Goal — All lines in the data bearing the string "巴黎和会" should be identified and copied.

• • • • •

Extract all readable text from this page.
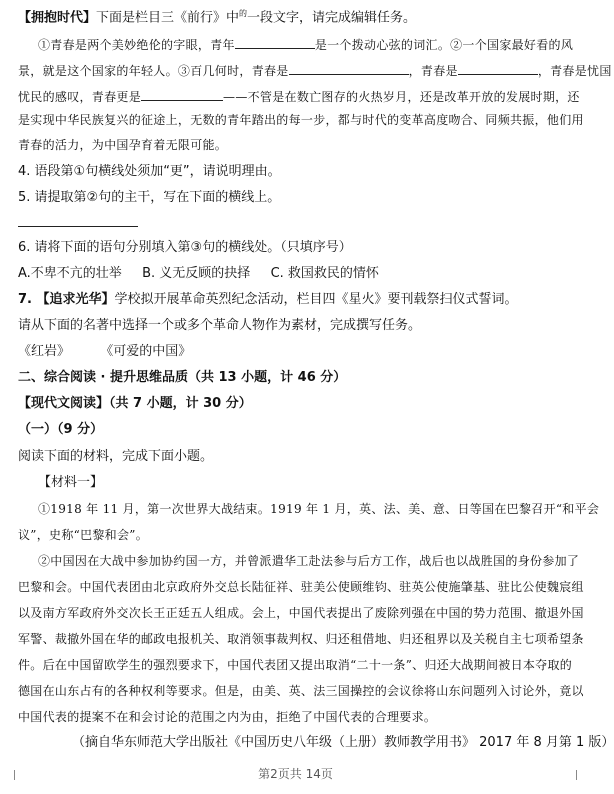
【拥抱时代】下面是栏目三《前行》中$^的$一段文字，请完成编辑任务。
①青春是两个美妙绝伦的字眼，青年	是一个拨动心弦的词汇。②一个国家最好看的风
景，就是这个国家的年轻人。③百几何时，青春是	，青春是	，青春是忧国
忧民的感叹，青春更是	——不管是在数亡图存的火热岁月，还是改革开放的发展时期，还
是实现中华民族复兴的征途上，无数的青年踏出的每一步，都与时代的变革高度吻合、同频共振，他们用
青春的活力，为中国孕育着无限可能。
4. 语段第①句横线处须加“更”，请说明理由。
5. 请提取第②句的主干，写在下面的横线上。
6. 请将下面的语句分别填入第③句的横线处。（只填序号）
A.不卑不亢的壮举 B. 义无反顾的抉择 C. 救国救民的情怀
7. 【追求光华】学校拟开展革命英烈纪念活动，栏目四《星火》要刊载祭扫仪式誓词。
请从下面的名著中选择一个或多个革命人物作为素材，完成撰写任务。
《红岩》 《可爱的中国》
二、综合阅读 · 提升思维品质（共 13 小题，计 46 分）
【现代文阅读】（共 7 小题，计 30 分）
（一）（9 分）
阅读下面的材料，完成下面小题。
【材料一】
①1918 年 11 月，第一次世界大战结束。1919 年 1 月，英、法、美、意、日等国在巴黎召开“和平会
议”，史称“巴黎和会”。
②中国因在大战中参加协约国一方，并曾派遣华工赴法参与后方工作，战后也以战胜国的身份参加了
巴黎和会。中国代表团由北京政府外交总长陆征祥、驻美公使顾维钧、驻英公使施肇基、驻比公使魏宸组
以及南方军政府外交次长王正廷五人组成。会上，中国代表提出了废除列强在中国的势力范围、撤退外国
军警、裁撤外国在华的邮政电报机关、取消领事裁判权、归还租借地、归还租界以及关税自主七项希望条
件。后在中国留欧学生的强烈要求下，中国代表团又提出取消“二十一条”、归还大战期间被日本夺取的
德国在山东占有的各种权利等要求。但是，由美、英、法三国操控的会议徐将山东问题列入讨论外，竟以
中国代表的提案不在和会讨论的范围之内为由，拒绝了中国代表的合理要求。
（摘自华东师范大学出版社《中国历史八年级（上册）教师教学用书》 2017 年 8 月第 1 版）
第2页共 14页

• • • • •

Answer to the task —
议”，史称“巴黎和会”。
巴黎和会。中国代表团由北京政府外交总长陆征祥、驻美公使顾维钧、驻英公使施肇基、驻比公使魏宸组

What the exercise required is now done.